What the exercise asks: Leaving out all images, write out the records that follow exactly.

Excerpts from a figure dataset:
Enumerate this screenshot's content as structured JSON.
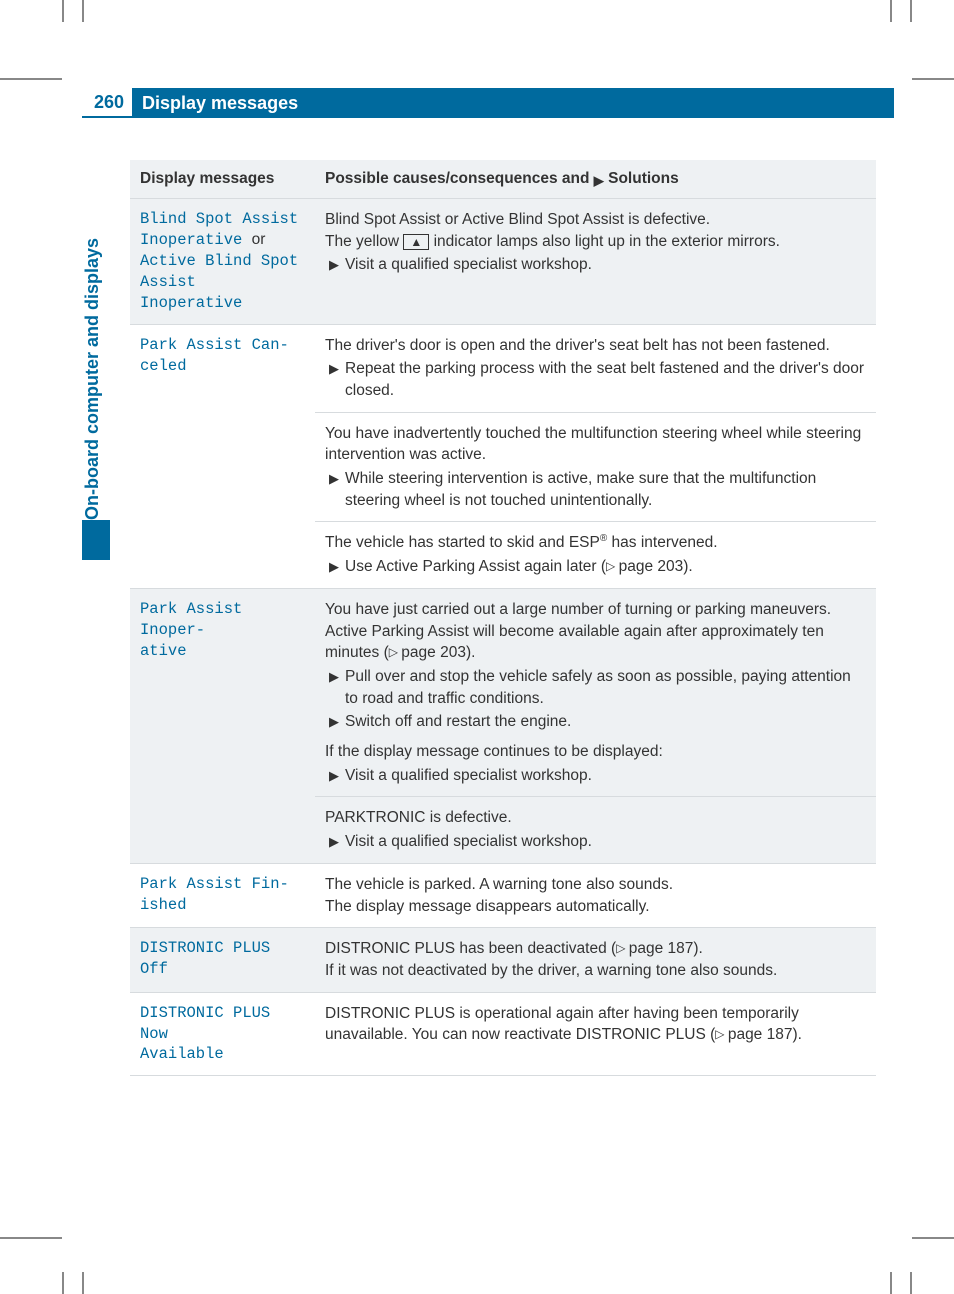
{
  "page": {
    "number": "260",
    "title": "Display messages",
    "side_tab": "On-board computer and displays"
  },
  "colors": {
    "brand": "#006a9e",
    "row_alt": "#eef1f3",
    "row_plain": "#ffffff",
    "border": "#d7dbde",
    "text": "#333333"
  },
  "table": {
    "header_left": "Display messages",
    "header_right_pre": "Possible causes/consequences and",
    "header_right_post": "Solutions",
    "arrow_glyph": "▶",
    "pageref_glyph": "▷",
    "rows": [
      {
        "msg_parts": [
          "Blind Spot Assist Inoperative",
          " or ",
          "Active Blind Spot Assist Inoperative"
        ],
        "blocks": [
          {
            "paras": [
              "Blind Spot Assist or Active Blind Spot Assist is defective.",
              "The yellow [▲] indicator lamps also light up in the exterior mirrors."
            ],
            "bullets": [
              "Visit a qualified specialist workshop."
            ]
          }
        ],
        "shade": "alt"
      },
      {
        "msg_parts": [
          "Park Assist Canceled"
        ],
        "blocks": [
          {
            "paras": [
              "The driver's door is open and the driver's seat belt has not been fastened."
            ],
            "bullets": [
              "Repeat the parking process with the seat belt fastened and the driver's door closed."
            ]
          },
          {
            "paras": [
              "You have inadvertently touched the multifunction steering wheel while steering intervention was active."
            ],
            "bullets": [
              "While steering intervention is active, make sure that the multifunction steering wheel is not touched unintentionally."
            ]
          },
          {
            "paras": [
              "The vehicle has started to skid and ESP® has intervened."
            ],
            "bullets": [
              "Use Active Parking Assist again later (▷ page 203)."
            ]
          }
        ],
        "shade": "plain"
      },
      {
        "msg_parts": [
          "Park Assist Inoperative"
        ],
        "blocks": [
          {
            "paras": [
              "You have just carried out a large number of turning or parking maneuvers.",
              "Active Parking Assist will become available again after approximately ten minutes (▷ page 203)."
            ],
            "bullets": [
              "Pull over and stop the vehicle safely as soon as possible, paying attention to road and traffic conditions.",
              "Switch off and restart the engine."
            ],
            "paras2": [
              "If the display message continues to be displayed:"
            ],
            "bullets2": [
              "Visit a qualified specialist workshop."
            ]
          },
          {
            "paras": [
              "PARKTRONIC is defective."
            ],
            "bullets": [
              "Visit a qualified specialist workshop."
            ]
          }
        ],
        "shade": "alt"
      },
      {
        "msg_parts": [
          "Park Assist Finished"
        ],
        "blocks": [
          {
            "paras": [
              "The vehicle is parked. A warning tone also sounds.",
              "The display message disappears automatically."
            ],
            "bullets": []
          }
        ],
        "shade": "plain"
      },
      {
        "msg_parts": [
          "DISTRONIC PLUS Off"
        ],
        "blocks": [
          {
            "paras": [
              "DISTRONIC PLUS has been deactivated (▷ page 187).",
              "If it was not deactivated by the driver, a warning tone also sounds."
            ],
            "bullets": []
          }
        ],
        "shade": "alt"
      },
      {
        "msg_parts": [
          "DISTRONIC PLUS Now Available"
        ],
        "blocks": [
          {
            "paras": [
              "DISTRONIC PLUS is operational again after having been temporarily unavailable. You can now reactivate DISTRONIC PLUS (▷ page 187)."
            ],
            "bullets": []
          }
        ],
        "shade": "plain"
      }
    ]
  }
}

Task solution:
Enumerate this screenshot's content as structured JSON.
{
  "page": {
    "number": "260",
    "title": "Display messages",
    "side_tab": "On-board computer and displays"
  },
  "colors": {
    "brand": "#006a9e",
    "row_alt": "#eef1f3",
    "row_plain": "#ffffff",
    "border": "#d7dbde",
    "text": "#333333"
  },
  "table": {
    "header_left": "Display messages",
    "header_right_pre": "Possible causes/consequences and",
    "header_right_post": "Solutions",
    "arrow_glyph": "▶",
    "pageref_glyph": "▷",
    "rows": [
      {
        "msg_parts": [
          "Blind Spot Assist Inoperative",
          " or ",
          "Active Blind Spot Assist Inoperative"
        ],
        "blocks": [
          {
            "paras": [
              "Blind Spot Assist or Active Blind Spot Assist is defective.",
              "The yellow [▲] indicator lamps also light up in the exterior mirrors."
            ],
            "bullets": [
              "Visit a qualified specialist workshop."
            ]
          }
        ],
        "shade": "alt"
      },
      {
        "msg_parts": [
          "Park Assist Canceled"
        ],
        "blocks": [
          {
            "paras": [
              "The driver's door is open and the driver's seat belt has not been fastened."
            ],
            "bullets": [
              "Repeat the parking process with the seat belt fastened and the driver's door closed."
            ]
          },
          {
            "paras": [
              "You have inadvertently touched the multifunction steering wheel while steering intervention was active."
            ],
            "bullets": [
              "While steering intervention is active, make sure that the multifunction steering wheel is not touched unintentionally."
            ]
          },
          {
            "paras": [
              "The vehicle has started to skid and ESP® has intervened."
            ],
            "bullets": [
              "Use Active Parking Assist again later (▷ page 203)."
            ]
          }
        ],
        "shade": "plain"
      },
      {
        "msg_parts": [
          "Park Assist Inoperative"
        ],
        "blocks": [
          {
            "paras": [
              "You have just carried out a large number of turning or parking maneuvers.",
              "Active Parking Assist will become available again after approximately ten minutes (▷ page 203)."
            ],
            "bullets": [
              "Pull over and stop the vehicle safely as soon as possible, paying attention to road and traffic conditions.",
              "Switch off and restart the engine."
            ],
            "paras2": [
              "If the display message continues to be displayed:"
            ],
            "bullets2": [
              "Visit a qualified specialist workshop."
            ]
          },
          {
            "paras": [
              "PARKTRONIC is defective."
            ],
            "bullets": [
              "Visit a qualified specialist workshop."
            ]
          }
        ],
        "shade": "alt"
      },
      {
        "msg_parts": [
          "Park Assist Finished"
        ],
        "blocks": [
          {
            "paras": [
              "The vehicle is parked. A warning tone also sounds.",
              "The display message disappears automatically."
            ],
            "bullets": []
          }
        ],
        "shade": "plain"
      },
      {
        "msg_parts": [
          "DISTRONIC PLUS Off"
        ],
        "blocks": [
          {
            "paras": [
              "DISTRONIC PLUS has been deactivated (▷ page 187).",
              "If it was not deactivated by the driver, a warning tone also sounds."
            ],
            "bullets": []
          }
        ],
        "shade": "alt"
      },
      {
        "msg_parts": [
          "DISTRONIC PLUS Now Available"
        ],
        "blocks": [
          {
            "paras": [
              "DISTRONIC PLUS is operational again after having been temporarily unavailable. You can now reactivate DISTRONIC PLUS (▷ page 187)."
            ],
            "bullets": []
          }
        ],
        "shade": "plain"
      }
    ]
  }
}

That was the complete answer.